GOAL OF THE EXERCISE –
Reproduce each line exactly. Skip none.

DATA EXTRACT –

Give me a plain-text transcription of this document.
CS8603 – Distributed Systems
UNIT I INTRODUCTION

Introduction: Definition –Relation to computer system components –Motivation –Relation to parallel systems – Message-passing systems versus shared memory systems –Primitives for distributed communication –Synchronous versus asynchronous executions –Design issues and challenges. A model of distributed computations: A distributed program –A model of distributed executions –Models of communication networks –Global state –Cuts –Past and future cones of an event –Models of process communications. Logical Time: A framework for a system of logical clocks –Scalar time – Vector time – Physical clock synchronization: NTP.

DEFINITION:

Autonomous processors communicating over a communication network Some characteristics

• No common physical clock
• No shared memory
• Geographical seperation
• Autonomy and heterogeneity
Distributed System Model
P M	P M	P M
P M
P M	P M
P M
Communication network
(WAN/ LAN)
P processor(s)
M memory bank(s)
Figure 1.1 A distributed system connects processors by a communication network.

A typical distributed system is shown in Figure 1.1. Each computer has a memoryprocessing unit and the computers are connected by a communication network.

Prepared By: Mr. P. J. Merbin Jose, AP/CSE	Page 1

WORKED SOLUTION –
Give me a plain-text transcription of this document.
CS8603 – Distributed Systems
UNIT I INTRODUCTION

Introduction: Definition –Relation to computer system components –Motivation –Relation to parallel systems – Message-passing systems versus shared memory systems –Primitives for distributed communication –Synchronous versus asynchronous executions –Design issues and challenges. A model of distributed computations: A distributed program –A model of distributed executions –Models of communication networks –Global state –Cuts –Past and future cones of an event –Models of process communications. Logical Time: A framework for a system of logical clocks –Scalar time – Vector time – Physical clock synchronization: NTP.

DEFINITION:

Autonomous processors communicating over a communication network Some characteristics

• No common physical clock
• No shared memory
• Geographical seperation
• Autonomy and heterogeneity
Distributed System Model
P M	P M	P M
P M
P M	P M
P M
Communication network
(WAN/ LAN)
P processor(s)
M memory bank(s)
Figure 1.1 A distributed system connects processors by a communication network.

A typical distributed system is shown in Figure 1.1. Each computer has a memoryprocessing unit and the computers are connected by a communication network.

Prepared By: Mr. P. J. Merbin Jose, AP/CSE	Page 1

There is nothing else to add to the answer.